▶ [REQUIRED ACTION]: Give all of the data below again exactly, and drop the images.

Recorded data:
┌──
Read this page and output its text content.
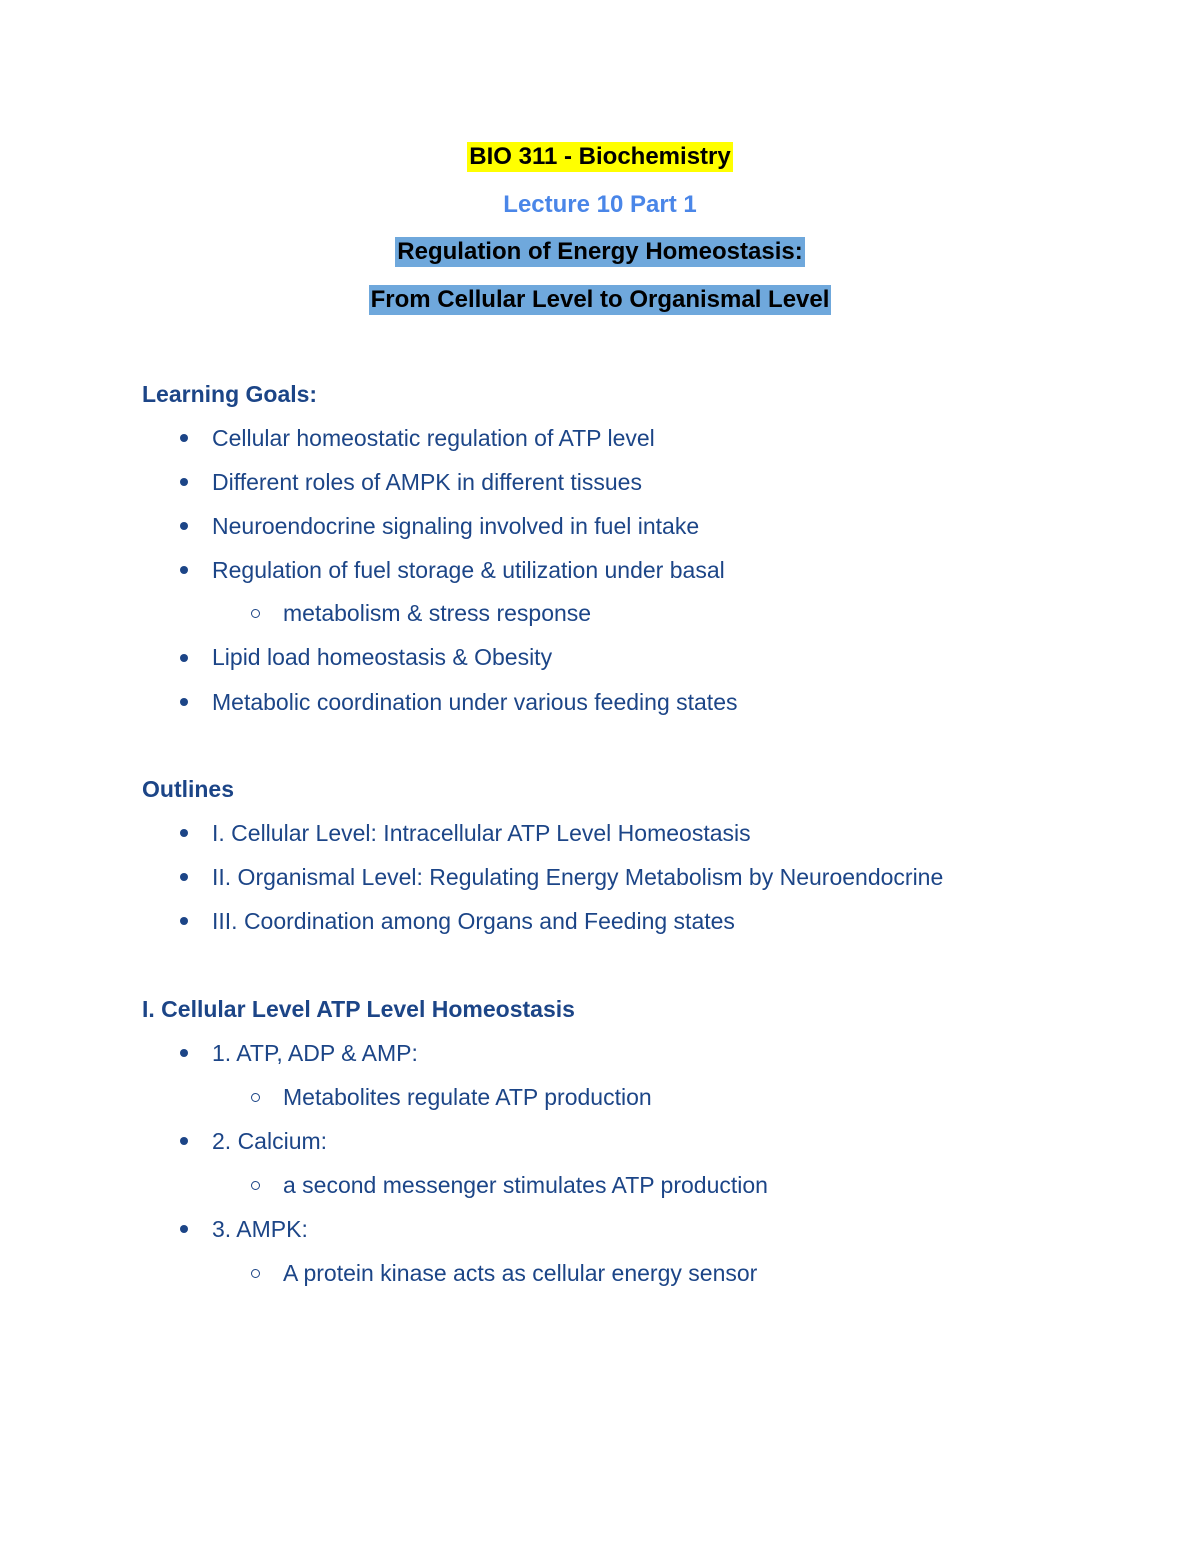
BIO 311 - Biochemistry
Lecture 10 Part 1
Regulation of Energy Homeostasis:
From Cellular Level to Organismal Level
Learning Goals:
Cellular homeostatic regulation of ATP level
Different roles of AMPK in different tissues
Neuroendocrine signaling involved in fuel intake
Regulation of fuel storage & utilization under basal
metabolism & stress response
Lipid load homeostasis & Obesity
Metabolic coordination under various feeding states
Outlines
I. Cellular Level: Intracellular ATP Level Homeostasis
II. Organismal Level: Regulating Energy Metabolism by Neuroendocrine
III. Coordination among Organs and Feeding states
I. Cellular Level ATP Level Homeostasis
1. ATP, ADP & AMP:
Metabolites regulate ATP production
2. Calcium:
a second messenger stimulates ATP production
3. AMPK:
A protein kinase acts as cellular energy sensor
└──
▶ [REPLY TO THE EXERCISE]:
Read this page and output its text content.
BIO 311 - Biochemistry
Lecture 10 Part 1
Regulation of Energy Homeostasis:
From Cellular Level to Organismal Level
Learning Goals:
Cellular homeostatic regulation of ATP level
Different roles of AMPK in different tissues
Neuroendocrine signaling involved in fuel intake
Regulation of fuel storage & utilization under basal
metabolism & stress response
Lipid load homeostasis & Obesity
Metabolic coordination under various feeding states
Outlines
I. Cellular Level: Intracellular ATP Level Homeostasis
II. Organismal Level: Regulating Energy Metabolism by Neuroendocrine
III. Coordination among Organs and Feeding states
I. Cellular Level ATP Level Homeostasis
1. ATP, ADP & AMP:
Metabolites regulate ATP production
2. Calcium:
a second messenger stimulates ATP production
3. AMPK:
A protein kinase acts as cellular energy sensor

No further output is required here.